Requirement: Print all the records exactly, please.

Material to process:

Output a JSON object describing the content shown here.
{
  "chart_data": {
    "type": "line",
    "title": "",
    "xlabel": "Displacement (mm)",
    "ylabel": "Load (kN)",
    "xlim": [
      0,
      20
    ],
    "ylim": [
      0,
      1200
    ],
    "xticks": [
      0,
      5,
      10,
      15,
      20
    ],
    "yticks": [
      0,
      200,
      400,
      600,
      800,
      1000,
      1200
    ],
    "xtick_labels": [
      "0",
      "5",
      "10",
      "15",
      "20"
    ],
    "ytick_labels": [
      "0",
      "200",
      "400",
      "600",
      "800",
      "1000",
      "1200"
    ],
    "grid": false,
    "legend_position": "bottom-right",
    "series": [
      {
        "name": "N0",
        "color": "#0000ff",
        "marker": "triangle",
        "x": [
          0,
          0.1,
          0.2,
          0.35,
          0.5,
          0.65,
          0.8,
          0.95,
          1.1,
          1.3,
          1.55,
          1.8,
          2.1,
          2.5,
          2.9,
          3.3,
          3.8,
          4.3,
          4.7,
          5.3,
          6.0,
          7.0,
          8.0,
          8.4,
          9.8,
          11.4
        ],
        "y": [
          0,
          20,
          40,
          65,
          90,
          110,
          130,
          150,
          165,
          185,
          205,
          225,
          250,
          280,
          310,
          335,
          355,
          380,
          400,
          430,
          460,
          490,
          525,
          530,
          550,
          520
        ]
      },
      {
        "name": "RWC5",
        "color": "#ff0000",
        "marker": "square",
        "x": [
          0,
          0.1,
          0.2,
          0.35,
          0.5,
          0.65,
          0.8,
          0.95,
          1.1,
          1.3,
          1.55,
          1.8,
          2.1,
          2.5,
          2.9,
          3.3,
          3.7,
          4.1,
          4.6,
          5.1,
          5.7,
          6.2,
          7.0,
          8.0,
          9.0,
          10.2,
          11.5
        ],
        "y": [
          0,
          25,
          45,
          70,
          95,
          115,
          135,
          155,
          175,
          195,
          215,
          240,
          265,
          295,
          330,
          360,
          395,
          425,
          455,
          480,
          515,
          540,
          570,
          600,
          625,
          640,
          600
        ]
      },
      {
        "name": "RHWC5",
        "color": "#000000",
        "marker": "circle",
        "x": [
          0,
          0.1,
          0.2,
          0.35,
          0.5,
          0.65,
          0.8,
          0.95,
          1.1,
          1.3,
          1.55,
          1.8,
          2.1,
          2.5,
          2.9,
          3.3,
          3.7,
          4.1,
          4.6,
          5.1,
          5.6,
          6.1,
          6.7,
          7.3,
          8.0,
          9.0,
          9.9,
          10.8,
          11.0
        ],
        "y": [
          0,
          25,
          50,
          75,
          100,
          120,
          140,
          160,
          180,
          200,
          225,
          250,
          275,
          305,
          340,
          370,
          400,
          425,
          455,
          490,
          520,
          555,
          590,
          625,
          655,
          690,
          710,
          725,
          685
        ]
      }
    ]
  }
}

Expected answer:
Output a JSON object describing the content shown here.
{
  "chart_data": {
    "type": "line",
    "title": "",
    "xlabel": "Displacement (mm)",
    "ylabel": "Load (kN)",
    "xlim": [
      0,
      20
    ],
    "ylim": [
      0,
      1200
    ],
    "xticks": [
      0,
      5,
      10,
      15,
      20
    ],
    "yticks": [
      0,
      200,
      400,
      600,
      800,
      1000,
      1200
    ],
    "xtick_labels": [
      "0",
      "5",
      "10",
      "15",
      "20"
    ],
    "ytick_labels": [
      "0",
      "200",
      "400",
      "600",
      "800",
      "1000",
      "1200"
    ],
    "grid": false,
    "legend_position": "bottom-right",
    "series": [
      {
        "name": "N0",
        "color": "#0000ff",
        "marker": "triangle",
        "x": [
          0,
          0.1,
          0.2,
          0.35,
          0.5,
          0.65,
          0.8,
          0.95,
          1.1,
          1.3,
          1.55,
          1.8,
          2.1,
          2.5,
          2.9,
          3.3,
          3.8,
          4.3,
          4.7,
          5.3,
          6.0,
          7.0,
          8.0,
          8.4,
          9.8,
          11.4
        ],
        "y": [
          0,
          20,
          40,
          65,
          90,
          110,
          130,
          150,
          165,
          185,
          205,
          225,
          250,
          280,
          310,
          335,
          355,
          380,
          400,
          430,
          460,
          490,
          525,
          530,
          550,
          520
        ]
      },
      {
        "name": "RWC5",
        "color": "#ff0000",
        "marker": "square",
        "x": [
          0,
          0.1,
          0.2,
          0.35,
          0.5,
          0.65,
          0.8,
          0.95,
          1.1,
          1.3,
          1.55,
          1.8,
          2.1,
          2.5,
          2.9,
          3.3,
          3.7,
          4.1,
          4.6,
          5.1,
          5.7,
          6.2,
          7.0,
          8.0,
          9.0,
          10.2,
          11.5
        ],
        "y": [
          0,
          25,
          45,
          70,
          95,
          115,
          135,
          155,
          175,
          195,
          215,
          240,
          265,
          295,
          330,
          360,
          395,
          425,
          455,
          480,
          515,
          540,
          570,
          600,
          625,
          640,
          600
        ]
      },
      {
        "name": "RHWC5",
        "color": "#000000",
        "marker": "circle",
        "x": [
          0,
          0.1,
          0.2,
          0.35,
          0.5,
          0.65,
          0.8,
          0.95,
          1.1,
          1.3,
          1.55,
          1.8,
          2.1,
          2.5,
          2.9,
          3.3,
          3.7,
          4.1,
          4.6,
          5.1,
          5.6,
          6.1,
          6.7,
          7.3,
          8.0,
          9.0,
          9.9,
          10.8,
          11.0
        ],
        "y": [
          0,
          25,
          50,
          75,
          100,
          120,
          140,
          160,
          180,
          200,
          225,
          250,
          275,
          305,
          340,
          370,
          400,
          425,
          455,
          490,
          520,
          555,
          590,
          625,
          655,
          690,
          710,
          725,
          685
        ]
      }
    ]
  }
}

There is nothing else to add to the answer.